→ SET PROBLEM: Could you transcribe the material below exactly, without leaving out a single line?
+-------+
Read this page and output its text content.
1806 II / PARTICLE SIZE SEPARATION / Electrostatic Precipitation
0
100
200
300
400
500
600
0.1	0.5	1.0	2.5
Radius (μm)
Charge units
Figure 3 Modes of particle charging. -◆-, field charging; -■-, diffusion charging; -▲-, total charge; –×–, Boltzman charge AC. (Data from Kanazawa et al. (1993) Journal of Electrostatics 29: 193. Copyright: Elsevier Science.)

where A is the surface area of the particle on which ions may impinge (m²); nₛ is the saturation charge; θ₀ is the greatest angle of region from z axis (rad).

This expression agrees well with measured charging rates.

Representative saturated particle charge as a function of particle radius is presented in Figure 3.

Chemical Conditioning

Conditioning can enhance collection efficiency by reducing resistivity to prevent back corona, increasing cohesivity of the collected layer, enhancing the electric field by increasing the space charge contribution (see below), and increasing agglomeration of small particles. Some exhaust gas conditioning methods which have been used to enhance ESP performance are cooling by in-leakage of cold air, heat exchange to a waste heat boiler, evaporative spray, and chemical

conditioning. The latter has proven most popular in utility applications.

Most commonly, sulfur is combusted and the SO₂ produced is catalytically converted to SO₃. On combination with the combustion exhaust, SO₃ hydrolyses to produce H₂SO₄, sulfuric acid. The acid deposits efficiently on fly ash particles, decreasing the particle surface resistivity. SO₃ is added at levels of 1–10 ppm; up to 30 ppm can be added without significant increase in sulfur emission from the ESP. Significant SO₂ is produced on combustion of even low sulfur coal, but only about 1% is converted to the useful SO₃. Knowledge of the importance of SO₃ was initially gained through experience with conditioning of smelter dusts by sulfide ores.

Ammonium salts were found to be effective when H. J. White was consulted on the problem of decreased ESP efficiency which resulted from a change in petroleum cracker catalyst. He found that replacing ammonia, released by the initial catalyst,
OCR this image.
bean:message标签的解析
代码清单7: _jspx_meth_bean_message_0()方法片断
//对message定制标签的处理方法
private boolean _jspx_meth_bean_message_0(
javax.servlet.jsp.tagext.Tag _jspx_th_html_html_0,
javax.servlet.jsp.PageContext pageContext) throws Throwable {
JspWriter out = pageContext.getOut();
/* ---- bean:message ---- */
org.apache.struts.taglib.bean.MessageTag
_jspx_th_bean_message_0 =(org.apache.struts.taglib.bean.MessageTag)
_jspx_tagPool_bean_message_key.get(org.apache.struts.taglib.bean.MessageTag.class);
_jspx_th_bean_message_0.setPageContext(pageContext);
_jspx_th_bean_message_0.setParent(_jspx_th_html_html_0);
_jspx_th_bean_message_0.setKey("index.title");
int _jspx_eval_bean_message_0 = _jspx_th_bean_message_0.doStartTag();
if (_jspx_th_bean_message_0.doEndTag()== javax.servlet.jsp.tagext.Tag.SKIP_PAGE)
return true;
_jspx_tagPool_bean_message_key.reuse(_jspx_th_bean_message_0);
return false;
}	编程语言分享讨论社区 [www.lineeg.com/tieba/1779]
+-------+
→ CORRECT RESULT:
Read this page and output its text content.
1806 II / PARTICLE SIZE SEPARATION / Electrostatic Precipitation
0
100
200
300
400
500
600
0.1	0.5	1.0	2.5
Radius (μm)
Charge units
Figure 3 Modes of particle charging. -◆-, field charging; -■-, diffusion charging; -▲-, total charge; –×–, Boltzman charge AC. (Data from Kanazawa et al. (1993) Journal of Electrostatics 29: 193. Copyright: Elsevier Science.)

where A is the surface area of the particle on which ions may impinge (m²); nₛ is the saturation charge; θ₀ is the greatest angle of region from z axis (rad).

This expression agrees well with measured charging rates.

Representative saturated particle charge as a function of particle radius is presented in Figure 3.

Chemical Conditioning

Conditioning can enhance collection efficiency by reducing resistivity to prevent back corona, increasing cohesivity of the collected layer, enhancing the electric field by increasing the space charge contribution (see below), and increasing agglomeration of small particles. Some exhaust gas conditioning methods which have been used to enhance ESP performance are cooling by in-leakage of cold air, heat exchange to a waste heat boiler, evaporative spray, and chemical

conditioning. The latter has proven most popular in utility applications.

Most commonly, sulfur is combusted and the SO₂ produced is catalytically converted to SO₃. On combination with the combustion exhaust, SO₃ hydrolyses to produce H₂SO₄, sulfuric acid. The acid deposits efficiently on fly ash particles, decreasing the particle surface resistivity. SO₃ is added at levels of 1–10 ppm; up to 30 ppm can be added without significant increase in sulfur emission from the ESP. Significant SO₂ is produced on combustion of even low sulfur coal, but only about 1% is converted to the useful SO₃. Knowledge of the importance of SO₃ was initially gained through experience with conditioning of smelter dusts by sulfide ores.

Ammonium salts were found to be effective when H. J. White was consulted on the problem of decreased ESP efficiency which resulted from a change in petroleum cracker catalyst. He found that replacing ammonia, released by the initial catalyst,
OCR this image.
bean:message标签的解析
代码清单7: _jspx_meth_bean_message_0()方法片断
//对message定制标签的处理方法
private boolean _jspx_meth_bean_message_0(
javax.servlet.jsp.tagext.Tag _jspx_th_html_html_0,
javax.servlet.jsp.PageContext pageContext) throws Throwable {
JspWriter out = pageContext.getOut();
/* ---- bean:message ---- */
org.apache.struts.taglib.bean.MessageTag
_jspx_th_bean_message_0 =(org.apache.struts.taglib.bean.MessageTag)
_jspx_tagPool_bean_message_key.get(org.apache.struts.taglib.bean.MessageTag.class);
_jspx_th_bean_message_0.setPageContext(pageContext);
_jspx_th_bean_message_0.setParent(_jspx_th_html_html_0);
_jspx_th_bean_message_0.setKey("index.title");
int _jspx_eval_bean_message_0 = _jspx_th_bean_message_0.doStartTag();
if (_jspx_th_bean_message_0.doEndTag()== javax.servlet.jsp.tagext.Tag.SKIP_PAGE)
return true;
_jspx_tagPool_bean_message_key.reuse(_jspx_th_bean_message_0);
return false;
}	编程语言分享讨论社区 [www.lineeg.com/tieba/1779]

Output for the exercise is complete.